AIM:
Find and copy every line in the records that includes the string "color".

--- BEGIN SOURCE RECORDS ---

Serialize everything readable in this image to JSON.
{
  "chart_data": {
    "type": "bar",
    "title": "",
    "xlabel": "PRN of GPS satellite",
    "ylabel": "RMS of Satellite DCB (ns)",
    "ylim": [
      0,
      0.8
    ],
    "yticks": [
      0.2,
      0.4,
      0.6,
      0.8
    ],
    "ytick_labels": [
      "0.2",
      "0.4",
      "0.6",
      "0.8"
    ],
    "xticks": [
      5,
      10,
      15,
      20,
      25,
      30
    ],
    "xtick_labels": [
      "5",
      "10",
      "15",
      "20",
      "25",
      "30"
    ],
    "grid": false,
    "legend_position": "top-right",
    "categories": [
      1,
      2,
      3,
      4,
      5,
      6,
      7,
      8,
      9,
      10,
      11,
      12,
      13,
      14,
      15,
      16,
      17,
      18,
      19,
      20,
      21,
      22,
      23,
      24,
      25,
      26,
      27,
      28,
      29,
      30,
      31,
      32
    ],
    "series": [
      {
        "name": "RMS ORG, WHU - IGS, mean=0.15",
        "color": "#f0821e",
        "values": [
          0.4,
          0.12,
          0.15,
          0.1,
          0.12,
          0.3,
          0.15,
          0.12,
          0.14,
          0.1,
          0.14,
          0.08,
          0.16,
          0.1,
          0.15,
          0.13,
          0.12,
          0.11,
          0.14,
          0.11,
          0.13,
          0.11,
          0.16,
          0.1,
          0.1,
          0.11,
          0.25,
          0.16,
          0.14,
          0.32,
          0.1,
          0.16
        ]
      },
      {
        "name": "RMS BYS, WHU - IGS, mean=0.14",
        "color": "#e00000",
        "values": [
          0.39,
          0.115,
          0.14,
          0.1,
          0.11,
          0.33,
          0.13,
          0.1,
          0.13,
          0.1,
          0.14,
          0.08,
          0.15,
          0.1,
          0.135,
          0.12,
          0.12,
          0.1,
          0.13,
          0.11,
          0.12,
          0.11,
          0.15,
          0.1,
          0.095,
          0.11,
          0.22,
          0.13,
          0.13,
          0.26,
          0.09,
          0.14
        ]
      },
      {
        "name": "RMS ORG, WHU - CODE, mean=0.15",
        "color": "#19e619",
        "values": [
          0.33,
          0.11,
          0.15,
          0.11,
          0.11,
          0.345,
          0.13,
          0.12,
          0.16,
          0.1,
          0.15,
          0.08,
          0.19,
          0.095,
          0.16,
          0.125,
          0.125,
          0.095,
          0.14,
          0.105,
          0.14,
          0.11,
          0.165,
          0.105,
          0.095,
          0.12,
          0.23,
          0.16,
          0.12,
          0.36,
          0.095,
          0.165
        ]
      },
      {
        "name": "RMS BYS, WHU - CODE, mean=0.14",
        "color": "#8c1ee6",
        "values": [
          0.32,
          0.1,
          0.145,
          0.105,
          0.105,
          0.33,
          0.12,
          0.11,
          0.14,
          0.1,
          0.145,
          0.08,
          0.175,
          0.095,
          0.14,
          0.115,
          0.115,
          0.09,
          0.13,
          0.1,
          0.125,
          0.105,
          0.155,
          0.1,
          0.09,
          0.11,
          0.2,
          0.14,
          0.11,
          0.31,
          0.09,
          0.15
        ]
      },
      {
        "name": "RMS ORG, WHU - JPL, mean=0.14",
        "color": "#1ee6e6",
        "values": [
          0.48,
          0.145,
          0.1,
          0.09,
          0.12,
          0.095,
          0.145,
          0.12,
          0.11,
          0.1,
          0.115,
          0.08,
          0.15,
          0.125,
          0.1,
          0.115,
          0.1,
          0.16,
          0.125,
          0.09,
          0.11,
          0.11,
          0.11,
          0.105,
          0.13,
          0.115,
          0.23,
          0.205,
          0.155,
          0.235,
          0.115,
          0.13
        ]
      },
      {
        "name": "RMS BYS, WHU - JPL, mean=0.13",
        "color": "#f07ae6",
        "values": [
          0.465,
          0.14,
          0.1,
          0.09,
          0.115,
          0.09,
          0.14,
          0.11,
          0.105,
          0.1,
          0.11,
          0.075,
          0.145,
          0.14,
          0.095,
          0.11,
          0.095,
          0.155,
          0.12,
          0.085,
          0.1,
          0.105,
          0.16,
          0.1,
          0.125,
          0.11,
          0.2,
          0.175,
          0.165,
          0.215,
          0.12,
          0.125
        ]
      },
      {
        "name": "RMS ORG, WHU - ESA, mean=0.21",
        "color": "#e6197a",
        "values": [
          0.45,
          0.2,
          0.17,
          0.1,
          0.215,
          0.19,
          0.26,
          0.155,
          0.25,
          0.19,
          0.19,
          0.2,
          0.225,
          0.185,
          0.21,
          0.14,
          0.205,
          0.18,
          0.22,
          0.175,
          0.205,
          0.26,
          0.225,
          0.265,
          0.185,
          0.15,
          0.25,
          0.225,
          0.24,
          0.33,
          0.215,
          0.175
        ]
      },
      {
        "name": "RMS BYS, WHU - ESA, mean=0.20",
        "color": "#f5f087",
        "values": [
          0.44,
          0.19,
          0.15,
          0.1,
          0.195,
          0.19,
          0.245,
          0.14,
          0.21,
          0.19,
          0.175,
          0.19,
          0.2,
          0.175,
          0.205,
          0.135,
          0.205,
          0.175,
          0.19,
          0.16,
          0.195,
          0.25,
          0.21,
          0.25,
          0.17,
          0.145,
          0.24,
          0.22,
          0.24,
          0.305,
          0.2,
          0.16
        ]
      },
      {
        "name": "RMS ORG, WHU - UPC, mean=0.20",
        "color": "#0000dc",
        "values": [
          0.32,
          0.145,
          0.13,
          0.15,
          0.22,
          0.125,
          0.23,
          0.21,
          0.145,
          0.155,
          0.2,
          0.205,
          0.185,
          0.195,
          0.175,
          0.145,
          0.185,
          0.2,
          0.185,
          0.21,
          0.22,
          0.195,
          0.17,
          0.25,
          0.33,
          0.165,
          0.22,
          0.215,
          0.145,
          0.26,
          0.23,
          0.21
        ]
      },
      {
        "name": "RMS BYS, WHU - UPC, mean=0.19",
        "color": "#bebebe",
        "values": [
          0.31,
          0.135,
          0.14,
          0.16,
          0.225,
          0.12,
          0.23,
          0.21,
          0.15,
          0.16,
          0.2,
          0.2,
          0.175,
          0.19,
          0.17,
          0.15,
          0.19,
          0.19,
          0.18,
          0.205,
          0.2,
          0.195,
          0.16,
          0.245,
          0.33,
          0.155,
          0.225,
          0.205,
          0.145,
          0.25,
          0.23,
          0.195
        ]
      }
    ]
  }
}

--- END SOURCE RECORDS ---

COMPLETE ANSWER:
        "color": "#f0821e",
        "color": "#e00000",
        "color": "#19e619",
        "color": "#8c1ee6",
        "color": "#1ee6e6",
        "color": "#f07ae6",
        "color": "#e6197a",
        "color": "#f5f087",
        "color": "#0000dc",
        "color": "#bebebe",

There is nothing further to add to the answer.